## TASK
How many lines of these records hold the string "offset"? Reply with the number alone.

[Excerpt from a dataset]

——

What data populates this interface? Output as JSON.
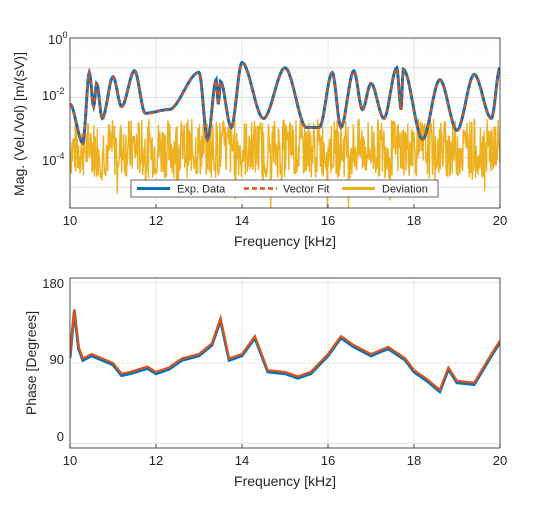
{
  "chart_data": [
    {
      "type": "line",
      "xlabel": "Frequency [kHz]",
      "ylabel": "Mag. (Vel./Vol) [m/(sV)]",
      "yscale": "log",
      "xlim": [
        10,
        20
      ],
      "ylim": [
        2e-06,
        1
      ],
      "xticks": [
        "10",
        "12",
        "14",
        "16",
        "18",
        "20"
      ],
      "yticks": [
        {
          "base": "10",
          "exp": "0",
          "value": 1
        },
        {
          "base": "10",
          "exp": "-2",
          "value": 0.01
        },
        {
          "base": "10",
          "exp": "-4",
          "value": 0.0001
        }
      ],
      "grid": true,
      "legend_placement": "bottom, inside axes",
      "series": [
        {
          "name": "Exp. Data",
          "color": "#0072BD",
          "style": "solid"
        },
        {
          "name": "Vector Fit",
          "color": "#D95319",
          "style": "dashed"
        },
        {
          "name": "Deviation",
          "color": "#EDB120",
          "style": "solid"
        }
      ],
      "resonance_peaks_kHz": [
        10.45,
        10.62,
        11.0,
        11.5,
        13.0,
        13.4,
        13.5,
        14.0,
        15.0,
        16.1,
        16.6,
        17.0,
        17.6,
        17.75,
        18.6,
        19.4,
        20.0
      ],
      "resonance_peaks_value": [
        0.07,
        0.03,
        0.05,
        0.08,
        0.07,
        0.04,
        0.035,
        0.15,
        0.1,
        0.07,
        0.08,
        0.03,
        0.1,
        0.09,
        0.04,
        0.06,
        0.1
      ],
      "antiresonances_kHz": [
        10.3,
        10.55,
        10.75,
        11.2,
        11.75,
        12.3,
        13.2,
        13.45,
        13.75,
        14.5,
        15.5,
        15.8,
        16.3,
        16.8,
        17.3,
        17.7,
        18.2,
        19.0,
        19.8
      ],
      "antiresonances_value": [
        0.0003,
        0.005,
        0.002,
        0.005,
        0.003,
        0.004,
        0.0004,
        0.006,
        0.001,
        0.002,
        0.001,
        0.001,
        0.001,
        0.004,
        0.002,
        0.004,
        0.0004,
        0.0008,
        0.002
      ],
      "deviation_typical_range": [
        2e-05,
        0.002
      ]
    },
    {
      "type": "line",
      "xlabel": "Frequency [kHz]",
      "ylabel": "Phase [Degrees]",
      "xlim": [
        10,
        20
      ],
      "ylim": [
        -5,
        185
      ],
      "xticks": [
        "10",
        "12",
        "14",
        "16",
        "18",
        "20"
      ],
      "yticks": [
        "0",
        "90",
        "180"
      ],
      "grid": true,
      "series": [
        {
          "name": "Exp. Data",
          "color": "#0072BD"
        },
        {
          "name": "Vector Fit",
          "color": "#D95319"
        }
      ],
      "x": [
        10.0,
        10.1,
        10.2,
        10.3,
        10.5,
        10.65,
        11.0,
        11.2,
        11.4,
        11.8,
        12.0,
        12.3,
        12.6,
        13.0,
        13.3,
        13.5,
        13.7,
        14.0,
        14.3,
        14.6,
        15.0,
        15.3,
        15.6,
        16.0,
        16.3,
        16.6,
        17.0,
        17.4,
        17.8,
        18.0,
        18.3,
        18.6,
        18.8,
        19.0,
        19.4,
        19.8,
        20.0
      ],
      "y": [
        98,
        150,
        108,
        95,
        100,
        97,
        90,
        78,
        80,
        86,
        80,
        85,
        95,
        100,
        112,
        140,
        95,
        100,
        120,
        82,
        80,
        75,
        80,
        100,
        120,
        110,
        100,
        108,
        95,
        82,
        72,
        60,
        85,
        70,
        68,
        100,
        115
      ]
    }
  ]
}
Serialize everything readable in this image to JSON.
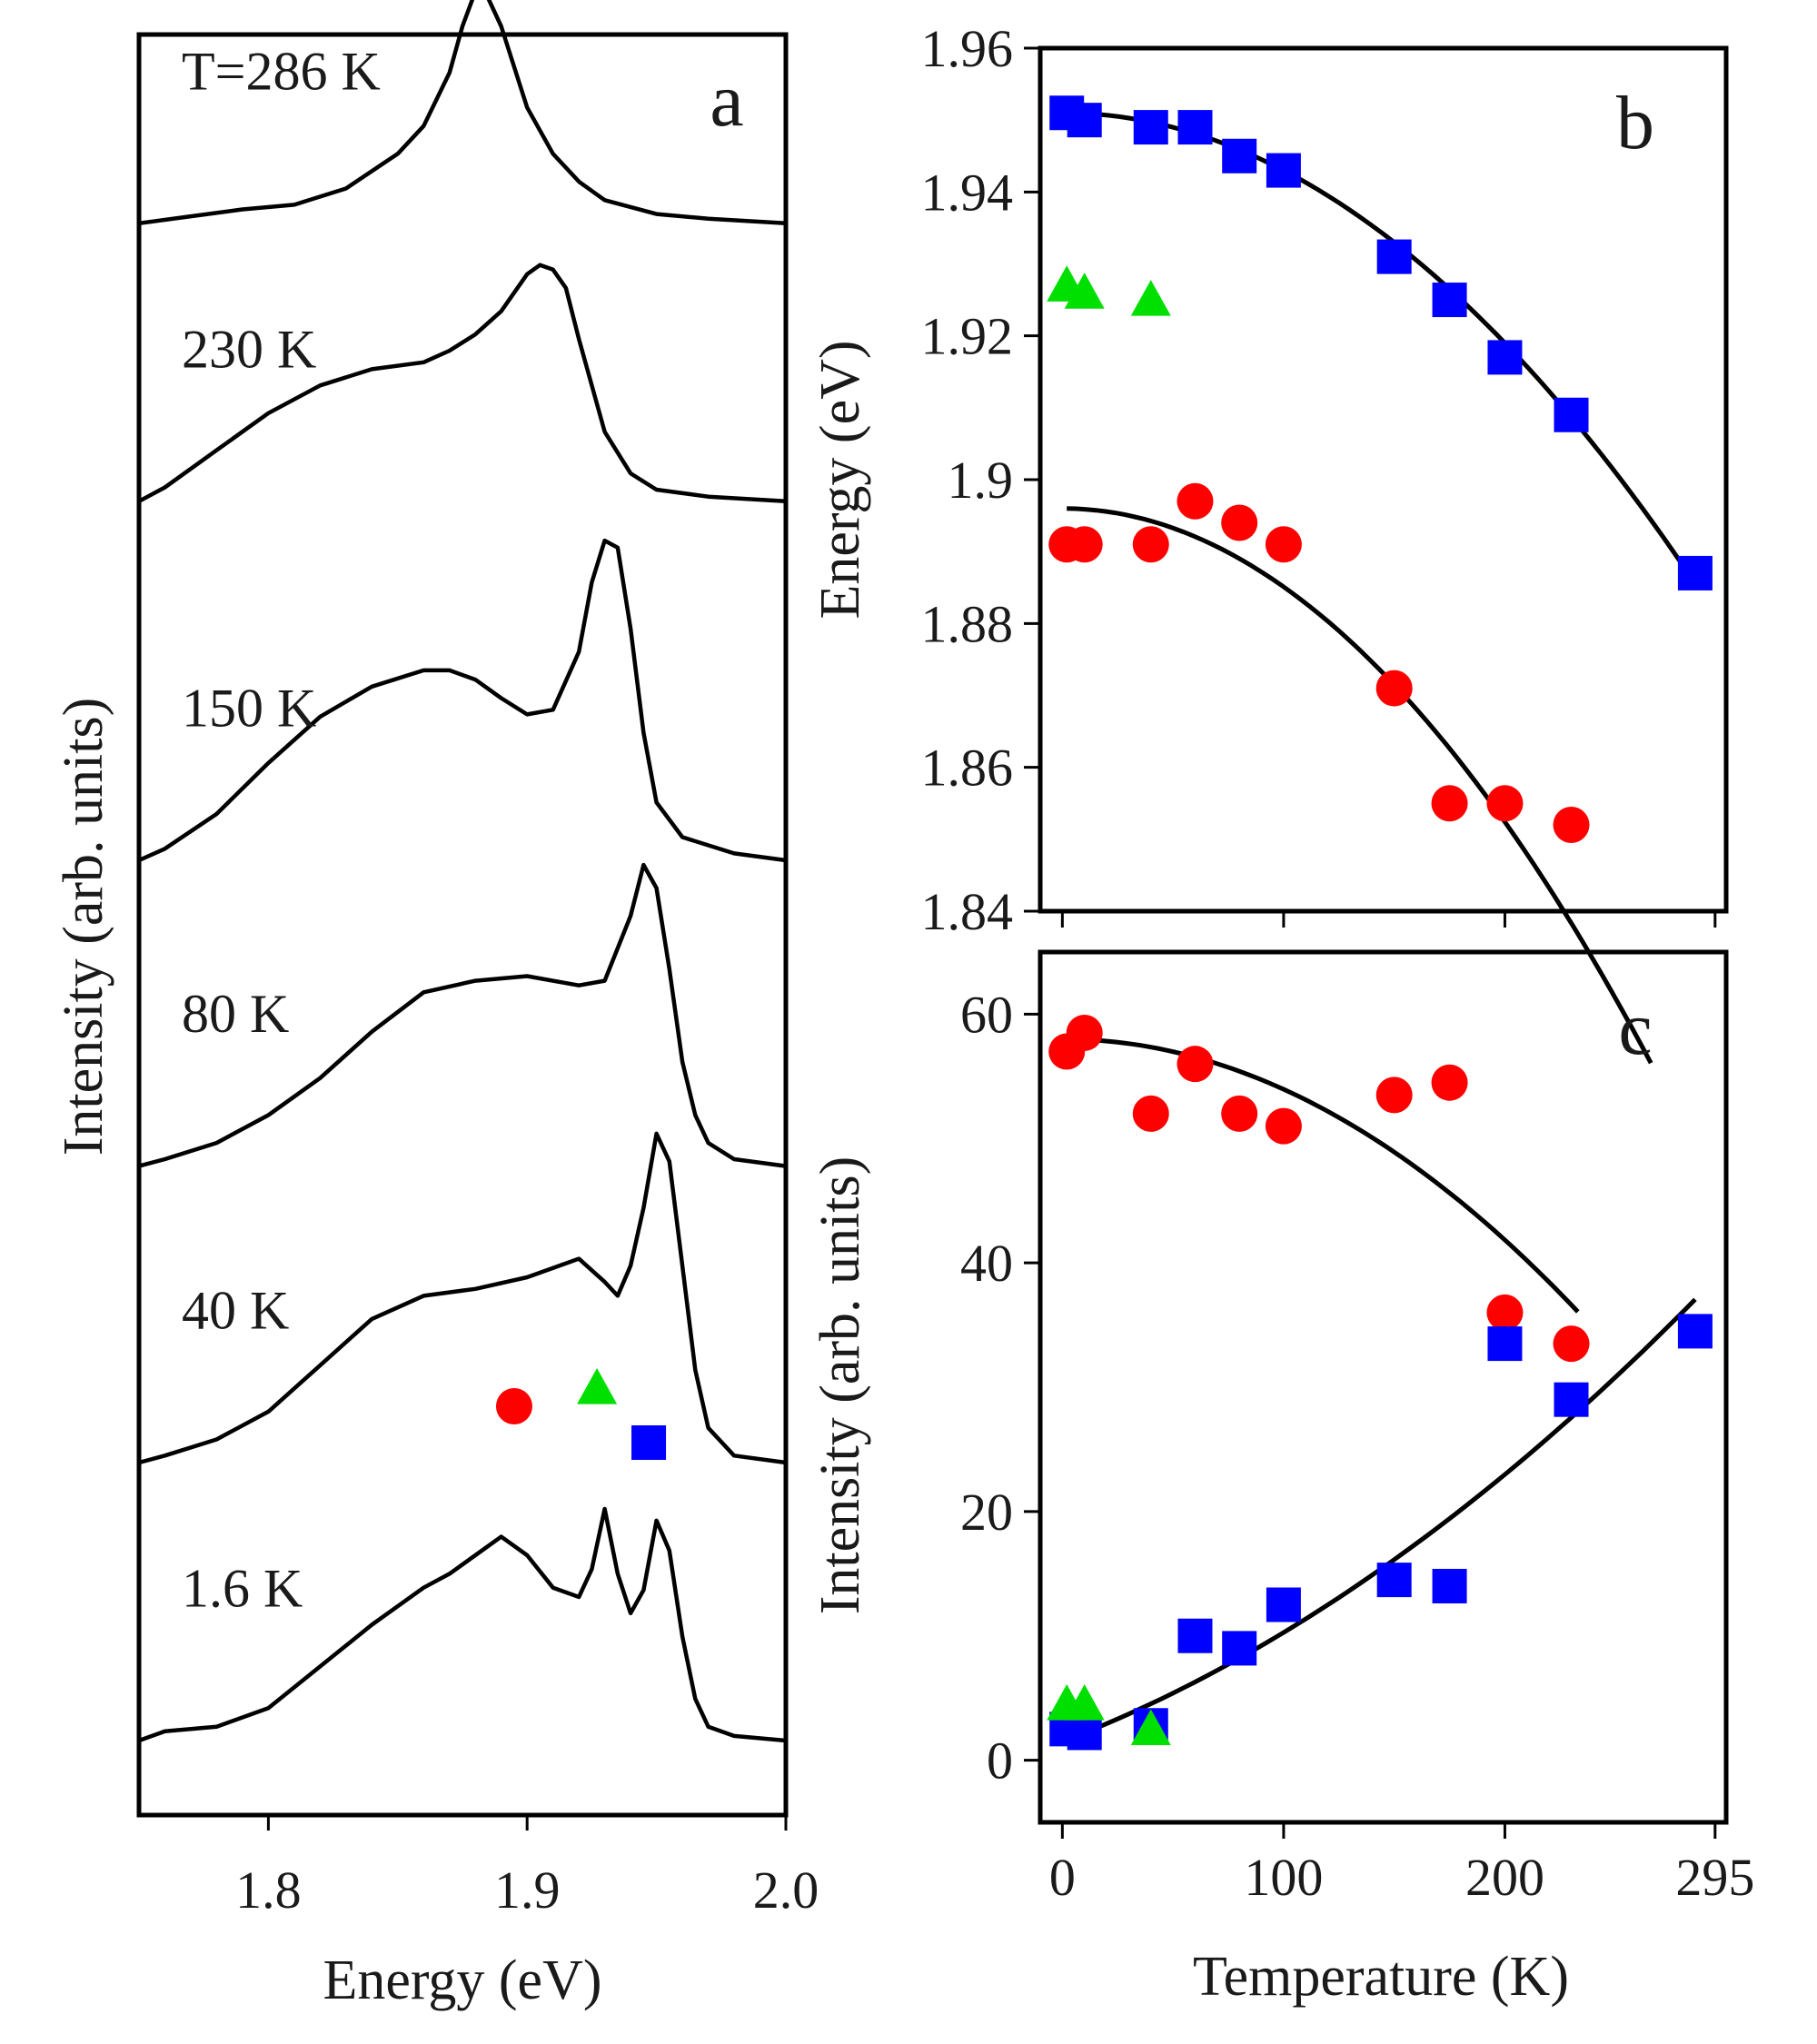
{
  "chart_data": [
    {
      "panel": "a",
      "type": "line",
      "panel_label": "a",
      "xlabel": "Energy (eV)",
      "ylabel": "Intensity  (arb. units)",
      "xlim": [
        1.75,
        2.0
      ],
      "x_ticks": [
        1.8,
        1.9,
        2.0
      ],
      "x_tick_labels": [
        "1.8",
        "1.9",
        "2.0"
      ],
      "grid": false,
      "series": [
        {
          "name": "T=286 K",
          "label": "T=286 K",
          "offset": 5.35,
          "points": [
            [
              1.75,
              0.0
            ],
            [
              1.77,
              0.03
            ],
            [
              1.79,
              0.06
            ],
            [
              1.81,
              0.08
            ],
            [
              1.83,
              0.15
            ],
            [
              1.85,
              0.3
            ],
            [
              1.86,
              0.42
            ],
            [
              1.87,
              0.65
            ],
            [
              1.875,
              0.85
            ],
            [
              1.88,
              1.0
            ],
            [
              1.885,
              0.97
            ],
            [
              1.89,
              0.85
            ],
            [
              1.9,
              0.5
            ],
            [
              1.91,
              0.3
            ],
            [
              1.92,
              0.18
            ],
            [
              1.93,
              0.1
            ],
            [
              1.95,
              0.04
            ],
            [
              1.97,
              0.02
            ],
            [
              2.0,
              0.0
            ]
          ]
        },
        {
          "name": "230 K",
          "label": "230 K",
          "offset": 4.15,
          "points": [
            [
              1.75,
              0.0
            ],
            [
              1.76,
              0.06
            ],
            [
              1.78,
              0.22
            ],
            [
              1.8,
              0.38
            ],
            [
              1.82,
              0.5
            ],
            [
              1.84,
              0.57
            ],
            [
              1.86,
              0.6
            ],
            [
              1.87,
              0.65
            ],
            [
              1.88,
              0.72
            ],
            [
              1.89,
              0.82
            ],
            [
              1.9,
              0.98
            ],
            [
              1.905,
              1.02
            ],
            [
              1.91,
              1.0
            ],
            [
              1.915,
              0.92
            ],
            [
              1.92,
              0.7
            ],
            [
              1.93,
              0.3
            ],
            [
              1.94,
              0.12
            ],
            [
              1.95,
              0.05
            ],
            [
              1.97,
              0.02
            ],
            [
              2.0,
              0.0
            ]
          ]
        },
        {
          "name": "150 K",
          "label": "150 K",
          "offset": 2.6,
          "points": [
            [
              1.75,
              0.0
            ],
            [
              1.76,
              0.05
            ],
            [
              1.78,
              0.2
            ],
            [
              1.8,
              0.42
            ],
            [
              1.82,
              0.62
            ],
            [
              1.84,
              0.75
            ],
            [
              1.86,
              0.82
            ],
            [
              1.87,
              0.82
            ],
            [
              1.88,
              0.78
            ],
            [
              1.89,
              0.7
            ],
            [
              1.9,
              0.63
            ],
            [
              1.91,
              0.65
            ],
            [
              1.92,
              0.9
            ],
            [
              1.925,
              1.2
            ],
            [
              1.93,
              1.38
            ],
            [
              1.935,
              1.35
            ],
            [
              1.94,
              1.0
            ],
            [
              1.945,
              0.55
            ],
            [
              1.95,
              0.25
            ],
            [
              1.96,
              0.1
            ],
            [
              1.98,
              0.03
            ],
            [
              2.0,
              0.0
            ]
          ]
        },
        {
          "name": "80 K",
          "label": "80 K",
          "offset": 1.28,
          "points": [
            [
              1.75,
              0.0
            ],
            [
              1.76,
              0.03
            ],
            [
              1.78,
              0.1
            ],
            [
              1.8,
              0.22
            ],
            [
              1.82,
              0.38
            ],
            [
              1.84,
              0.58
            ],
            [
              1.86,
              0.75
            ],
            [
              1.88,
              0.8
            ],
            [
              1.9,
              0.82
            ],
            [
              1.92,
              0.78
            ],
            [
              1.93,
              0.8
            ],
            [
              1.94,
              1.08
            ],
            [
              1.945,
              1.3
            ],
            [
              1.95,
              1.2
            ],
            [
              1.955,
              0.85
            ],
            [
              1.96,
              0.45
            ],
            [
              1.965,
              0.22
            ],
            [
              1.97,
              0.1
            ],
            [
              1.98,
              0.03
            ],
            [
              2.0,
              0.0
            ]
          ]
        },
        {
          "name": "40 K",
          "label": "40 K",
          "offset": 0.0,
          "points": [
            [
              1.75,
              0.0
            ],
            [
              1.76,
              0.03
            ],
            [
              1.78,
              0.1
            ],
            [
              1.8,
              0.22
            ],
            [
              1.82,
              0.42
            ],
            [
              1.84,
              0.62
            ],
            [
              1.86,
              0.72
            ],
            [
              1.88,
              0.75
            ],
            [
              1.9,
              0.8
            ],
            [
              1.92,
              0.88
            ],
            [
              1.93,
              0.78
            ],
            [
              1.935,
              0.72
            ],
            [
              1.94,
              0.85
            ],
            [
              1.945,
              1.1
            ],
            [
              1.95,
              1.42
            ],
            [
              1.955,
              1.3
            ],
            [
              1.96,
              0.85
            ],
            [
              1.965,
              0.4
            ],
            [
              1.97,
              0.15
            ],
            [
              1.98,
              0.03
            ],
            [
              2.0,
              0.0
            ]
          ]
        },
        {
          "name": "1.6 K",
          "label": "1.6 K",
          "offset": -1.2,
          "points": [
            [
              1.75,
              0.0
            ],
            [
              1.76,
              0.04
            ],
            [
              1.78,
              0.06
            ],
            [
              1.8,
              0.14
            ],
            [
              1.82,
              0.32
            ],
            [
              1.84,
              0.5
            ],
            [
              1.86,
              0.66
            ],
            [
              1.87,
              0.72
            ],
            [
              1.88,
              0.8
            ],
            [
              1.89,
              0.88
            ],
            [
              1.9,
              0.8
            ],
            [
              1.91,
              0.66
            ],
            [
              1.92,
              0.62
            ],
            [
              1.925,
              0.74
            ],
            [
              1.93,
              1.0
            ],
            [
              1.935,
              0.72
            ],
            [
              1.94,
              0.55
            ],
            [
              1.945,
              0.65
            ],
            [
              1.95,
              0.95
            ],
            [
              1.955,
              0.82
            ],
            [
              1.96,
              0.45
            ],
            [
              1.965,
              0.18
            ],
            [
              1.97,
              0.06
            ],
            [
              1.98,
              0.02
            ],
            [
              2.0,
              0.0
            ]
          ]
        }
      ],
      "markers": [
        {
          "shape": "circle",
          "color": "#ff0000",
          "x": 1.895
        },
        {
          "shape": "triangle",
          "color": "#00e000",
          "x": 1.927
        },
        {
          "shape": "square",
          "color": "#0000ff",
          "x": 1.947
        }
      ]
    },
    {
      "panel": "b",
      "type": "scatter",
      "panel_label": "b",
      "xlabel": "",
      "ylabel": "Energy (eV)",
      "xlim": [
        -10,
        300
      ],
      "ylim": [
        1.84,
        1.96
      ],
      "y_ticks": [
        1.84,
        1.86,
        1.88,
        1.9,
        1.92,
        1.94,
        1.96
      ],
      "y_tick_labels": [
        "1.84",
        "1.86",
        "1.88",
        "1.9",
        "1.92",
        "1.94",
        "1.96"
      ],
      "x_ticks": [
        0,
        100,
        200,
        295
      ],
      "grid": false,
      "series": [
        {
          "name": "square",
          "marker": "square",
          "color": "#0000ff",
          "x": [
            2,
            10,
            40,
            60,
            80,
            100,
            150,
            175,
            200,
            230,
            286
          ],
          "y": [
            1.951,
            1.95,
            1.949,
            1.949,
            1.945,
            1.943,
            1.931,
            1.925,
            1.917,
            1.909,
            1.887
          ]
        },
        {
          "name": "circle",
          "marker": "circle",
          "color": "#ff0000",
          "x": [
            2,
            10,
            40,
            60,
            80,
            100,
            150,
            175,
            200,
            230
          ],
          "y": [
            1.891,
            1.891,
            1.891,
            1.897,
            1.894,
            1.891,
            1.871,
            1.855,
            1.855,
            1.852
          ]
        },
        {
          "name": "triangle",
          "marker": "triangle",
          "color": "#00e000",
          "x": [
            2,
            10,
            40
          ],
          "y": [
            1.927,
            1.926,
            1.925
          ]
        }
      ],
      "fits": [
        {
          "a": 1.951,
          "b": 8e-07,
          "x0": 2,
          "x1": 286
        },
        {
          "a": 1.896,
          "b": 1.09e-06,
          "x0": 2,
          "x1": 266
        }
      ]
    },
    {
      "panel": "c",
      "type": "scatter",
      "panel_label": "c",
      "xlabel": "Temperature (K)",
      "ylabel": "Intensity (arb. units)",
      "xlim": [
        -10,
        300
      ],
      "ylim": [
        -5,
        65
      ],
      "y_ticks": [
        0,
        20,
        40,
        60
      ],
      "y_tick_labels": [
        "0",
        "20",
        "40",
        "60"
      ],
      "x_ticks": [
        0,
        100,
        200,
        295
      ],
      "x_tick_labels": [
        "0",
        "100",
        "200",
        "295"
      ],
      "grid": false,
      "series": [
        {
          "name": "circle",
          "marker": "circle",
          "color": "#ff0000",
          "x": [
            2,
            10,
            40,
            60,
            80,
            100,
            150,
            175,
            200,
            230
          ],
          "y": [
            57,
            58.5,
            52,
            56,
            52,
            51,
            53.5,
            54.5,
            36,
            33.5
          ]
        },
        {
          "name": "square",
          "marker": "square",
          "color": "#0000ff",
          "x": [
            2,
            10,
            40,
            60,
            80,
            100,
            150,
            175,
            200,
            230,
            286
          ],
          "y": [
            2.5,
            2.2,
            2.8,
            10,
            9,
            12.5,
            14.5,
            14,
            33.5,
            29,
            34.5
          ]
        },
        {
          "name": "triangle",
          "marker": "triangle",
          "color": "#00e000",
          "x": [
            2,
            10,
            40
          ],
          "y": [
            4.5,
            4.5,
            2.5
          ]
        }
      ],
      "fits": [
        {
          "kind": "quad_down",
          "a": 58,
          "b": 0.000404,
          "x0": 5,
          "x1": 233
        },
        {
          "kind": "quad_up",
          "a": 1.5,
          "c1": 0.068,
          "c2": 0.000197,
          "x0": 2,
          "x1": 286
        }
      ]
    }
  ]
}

——

## EXPECTED ANSWER
6